§ WHAT IS NEEDED:
Pictures do not belong in the copy; restate the records below word for word.

Records that describe figures:
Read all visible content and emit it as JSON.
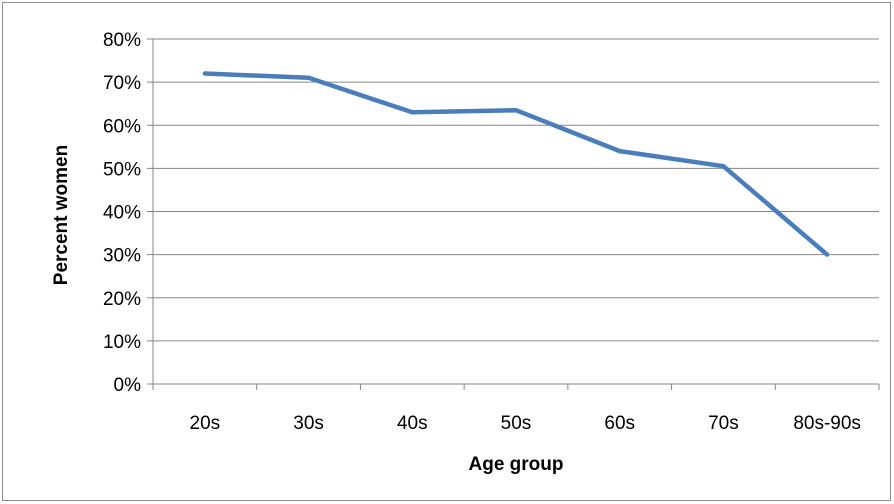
{
  "chart_data": {
    "type": "line",
    "title": "",
    "xlabel": "Age group",
    "ylabel": "Percent women",
    "categories": [
      "20s",
      "30s",
      "40s",
      "50s",
      "60s",
      "70s",
      "80s-90s"
    ],
    "series": [
      {
        "values": [
          72,
          71,
          63,
          63.5,
          54,
          50.5,
          30
        ],
        "color": "#4a7ebb"
      }
    ],
    "ylim": [
      0,
      80
    ],
    "yticks": [
      0,
      10,
      20,
      30,
      40,
      50,
      60,
      70,
      80
    ],
    "ytick_labels": [
      "0%",
      "10%",
      "20%",
      "30%",
      "40%",
      "50%",
      "60%",
      "70%",
      "80%"
    ],
    "grid": true,
    "gridline_color": "#868686",
    "legend": "none"
  }
}
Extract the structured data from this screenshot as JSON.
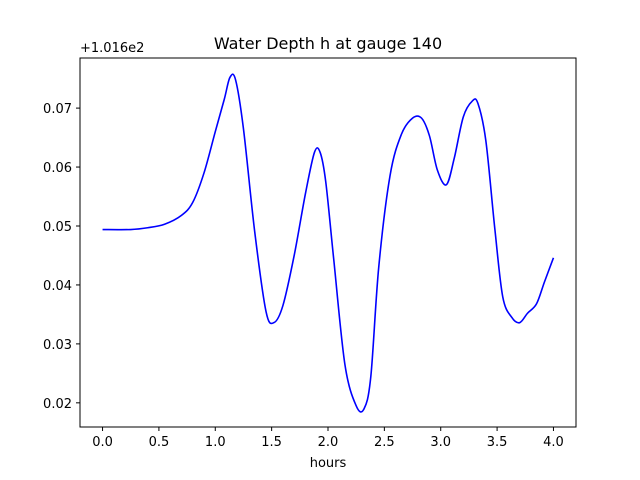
{
  "chart_data": {
    "type": "line",
    "title": "Water Depth h at gauge 140",
    "xlabel": "hours",
    "ylabel": "",
    "y_offset_label": "+1.016e2",
    "xlim": [
      -0.2,
      4.2
    ],
    "ylim": [
      0.0159,
      0.0785
    ],
    "xticks": [
      0.0,
      0.5,
      1.0,
      1.5,
      2.0,
      2.5,
      3.0,
      3.5,
      4.0
    ],
    "xtick_labels": [
      "0.0",
      "0.5",
      "1.0",
      "1.5",
      "2.0",
      "2.5",
      "3.0",
      "3.5",
      "4.0"
    ],
    "yticks": [
      0.02,
      0.03,
      0.04,
      0.05,
      0.06,
      0.07
    ],
    "ytick_labels": [
      "0.02",
      "0.03",
      "0.04",
      "0.05",
      "0.06",
      "0.07"
    ],
    "grid": false,
    "series": [
      {
        "color": "#0000ff",
        "x": [
          0.0,
          0.25,
          0.4,
          0.55,
          0.7,
          0.8,
          0.9,
          1.0,
          1.08,
          1.13,
          1.18,
          1.25,
          1.35,
          1.45,
          1.52,
          1.6,
          1.7,
          1.8,
          1.88,
          1.93,
          1.98,
          2.05,
          2.15,
          2.25,
          2.32,
          2.38,
          2.45,
          2.55,
          2.65,
          2.75,
          2.83,
          2.9,
          2.97,
          3.05,
          3.12,
          3.2,
          3.28,
          3.33,
          3.4,
          3.48,
          3.55,
          3.63,
          3.7,
          3.77,
          3.85,
          3.92,
          4.0
        ],
        "y": [
          0.0494,
          0.0494,
          0.0497,
          0.0503,
          0.0518,
          0.054,
          0.059,
          0.066,
          0.0715,
          0.0752,
          0.0748,
          0.0665,
          0.049,
          0.0355,
          0.0336,
          0.0365,
          0.045,
          0.0555,
          0.0625,
          0.0625,
          0.0575,
          0.0445,
          0.0265,
          0.0195,
          0.019,
          0.0245,
          0.043,
          0.0585,
          0.0655,
          0.0683,
          0.0683,
          0.0653,
          0.0595,
          0.057,
          0.0615,
          0.0685,
          0.0712,
          0.0708,
          0.0645,
          0.0495,
          0.038,
          0.0345,
          0.0336,
          0.0352,
          0.0368,
          0.0405,
          0.0446
        ]
      }
    ]
  }
}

§ FULL RESPONSE:
Read all visible content and emit it as JSON.
{
  "chart_data": {
    "type": "line",
    "title": "",
    "xlabel": "Age group",
    "ylabel": "Percent women",
    "categories": [
      "20s",
      "30s",
      "40s",
      "50s",
      "60s",
      "70s",
      "80s-90s"
    ],
    "series": [
      {
        "values": [
          72,
          71,
          63,
          63.5,
          54,
          50.5,
          30
        ],
        "color": "#4a7ebb"
      }
    ],
    "ylim": [
      0,
      80
    ],
    "yticks": [
      0,
      10,
      20,
      30,
      40,
      50,
      60,
      70,
      80
    ],
    "ytick_labels": [
      "0%",
      "10%",
      "20%",
      "30%",
      "40%",
      "50%",
      "60%",
      "70%",
      "80%"
    ],
    "grid": true,
    "gridline_color": "#868686",
    "legend": "none"
  }
}
Extract the structured data from this screenshot as JSON.
{
  "chart_data": {
    "type": "line",
    "title": "Water Depth h at gauge 140",
    "xlabel": "hours",
    "ylabel": "",
    "y_offset_label": "+1.016e2",
    "xlim": [
      -0.2,
      4.2
    ],
    "ylim": [
      0.0159,
      0.0785
    ],
    "xticks": [
      0.0,
      0.5,
      1.0,
      1.5,
      2.0,
      2.5,
      3.0,
      3.5,
      4.0
    ],
    "xtick_labels": [
      "0.0",
      "0.5",
      "1.0",
      "1.5",
      "2.0",
      "2.5",
      "3.0",
      "3.5",
      "4.0"
    ],
    "yticks": [
      0.02,
      0.03,
      0.04,
      0.05,
      0.06,
      0.07
    ],
    "ytick_labels": [
      "0.02",
      "0.03",
      "0.04",
      "0.05",
      "0.06",
      "0.07"
    ],
    "grid": false,
    "series": [
      {
        "color": "#0000ff",
        "x": [
          0.0,
          0.25,
          0.4,
          0.55,
          0.7,
          0.8,
          0.9,
          1.0,
          1.08,
          1.13,
          1.18,
          1.25,
          1.35,
          1.45,
          1.52,
          1.6,
          1.7,
          1.8,
          1.88,
          1.93,
          1.98,
          2.05,
          2.15,
          2.25,
          2.32,
          2.38,
          2.45,
          2.55,
          2.65,
          2.75,
          2.83,
          2.9,
          2.97,
          3.05,
          3.12,
          3.2,
          3.28,
          3.33,
          3.4,
          3.48,
          3.55,
          3.63,
          3.7,
          3.77,
          3.85,
          3.92,
          4.0
        ],
        "y": [
          0.0494,
          0.0494,
          0.0497,
          0.0503,
          0.0518,
          0.054,
          0.059,
          0.066,
          0.0715,
          0.0752,
          0.0748,
          0.0665,
          0.049,
          0.0355,
          0.0336,
          0.0365,
          0.045,
          0.0555,
          0.0625,
          0.0625,
          0.0575,
          0.0445,
          0.0265,
          0.0195,
          0.019,
          0.0245,
          0.043,
          0.0585,
          0.0655,
          0.0683,
          0.0683,
          0.0653,
          0.0595,
          0.057,
          0.0615,
          0.0685,
          0.0712,
          0.0708,
          0.0645,
          0.0495,
          0.038,
          0.0345,
          0.0336,
          0.0352,
          0.0368,
          0.0405,
          0.0446
        ]
      }
    ]
  }
}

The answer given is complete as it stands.